■ **Directions for this task**: In the data, extract each line that holds the string "Club".

[Dataset rows about figures]

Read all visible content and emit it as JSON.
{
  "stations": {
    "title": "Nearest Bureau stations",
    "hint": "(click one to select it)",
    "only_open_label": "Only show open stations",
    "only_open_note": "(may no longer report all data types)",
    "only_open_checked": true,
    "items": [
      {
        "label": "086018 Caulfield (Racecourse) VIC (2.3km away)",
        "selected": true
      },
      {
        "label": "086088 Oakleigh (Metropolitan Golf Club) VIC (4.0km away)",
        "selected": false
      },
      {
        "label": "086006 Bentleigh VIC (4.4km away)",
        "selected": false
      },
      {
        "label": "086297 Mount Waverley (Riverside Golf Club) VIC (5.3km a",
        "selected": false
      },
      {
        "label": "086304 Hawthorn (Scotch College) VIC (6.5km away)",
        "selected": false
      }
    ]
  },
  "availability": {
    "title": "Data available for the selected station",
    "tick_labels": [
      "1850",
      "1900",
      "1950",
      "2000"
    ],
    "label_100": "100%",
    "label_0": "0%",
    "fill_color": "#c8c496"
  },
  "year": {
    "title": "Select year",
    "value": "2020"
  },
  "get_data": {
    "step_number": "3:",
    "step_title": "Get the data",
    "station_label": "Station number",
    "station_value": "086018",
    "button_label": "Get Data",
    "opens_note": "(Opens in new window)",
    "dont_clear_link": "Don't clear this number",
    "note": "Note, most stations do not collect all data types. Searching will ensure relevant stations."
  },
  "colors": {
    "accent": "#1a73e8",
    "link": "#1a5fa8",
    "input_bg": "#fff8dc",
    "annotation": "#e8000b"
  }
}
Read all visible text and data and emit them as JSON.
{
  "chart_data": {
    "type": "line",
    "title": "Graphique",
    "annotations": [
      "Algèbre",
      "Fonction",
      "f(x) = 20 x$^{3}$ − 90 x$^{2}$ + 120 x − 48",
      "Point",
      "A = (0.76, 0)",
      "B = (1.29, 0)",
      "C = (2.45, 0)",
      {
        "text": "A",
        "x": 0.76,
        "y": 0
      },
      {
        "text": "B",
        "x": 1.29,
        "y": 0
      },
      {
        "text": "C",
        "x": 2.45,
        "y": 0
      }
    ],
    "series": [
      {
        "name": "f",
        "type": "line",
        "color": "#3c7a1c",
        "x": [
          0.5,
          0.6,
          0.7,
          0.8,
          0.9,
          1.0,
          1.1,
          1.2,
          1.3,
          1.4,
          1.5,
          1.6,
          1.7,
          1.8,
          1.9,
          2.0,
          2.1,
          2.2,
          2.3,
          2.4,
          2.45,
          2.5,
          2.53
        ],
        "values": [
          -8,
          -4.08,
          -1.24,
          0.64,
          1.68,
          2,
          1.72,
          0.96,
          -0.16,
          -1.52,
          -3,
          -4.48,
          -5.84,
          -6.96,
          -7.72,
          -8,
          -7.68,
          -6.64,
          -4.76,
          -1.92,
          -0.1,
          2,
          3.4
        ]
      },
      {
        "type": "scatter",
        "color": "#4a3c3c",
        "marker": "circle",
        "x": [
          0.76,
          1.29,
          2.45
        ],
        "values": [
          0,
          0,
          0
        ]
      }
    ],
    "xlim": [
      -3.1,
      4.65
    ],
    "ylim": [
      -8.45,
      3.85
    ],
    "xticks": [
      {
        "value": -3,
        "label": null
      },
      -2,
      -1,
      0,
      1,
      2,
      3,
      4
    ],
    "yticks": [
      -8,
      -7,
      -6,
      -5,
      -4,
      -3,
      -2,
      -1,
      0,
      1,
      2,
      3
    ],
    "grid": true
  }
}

■ **Result of this task**:
        "label": "086088 Oakleigh (Metropolitan Golf Club) VIC (4.0km away)",
        "label": "086297 Mount Waverley (Riverside Golf Club) VIC (5.3km a",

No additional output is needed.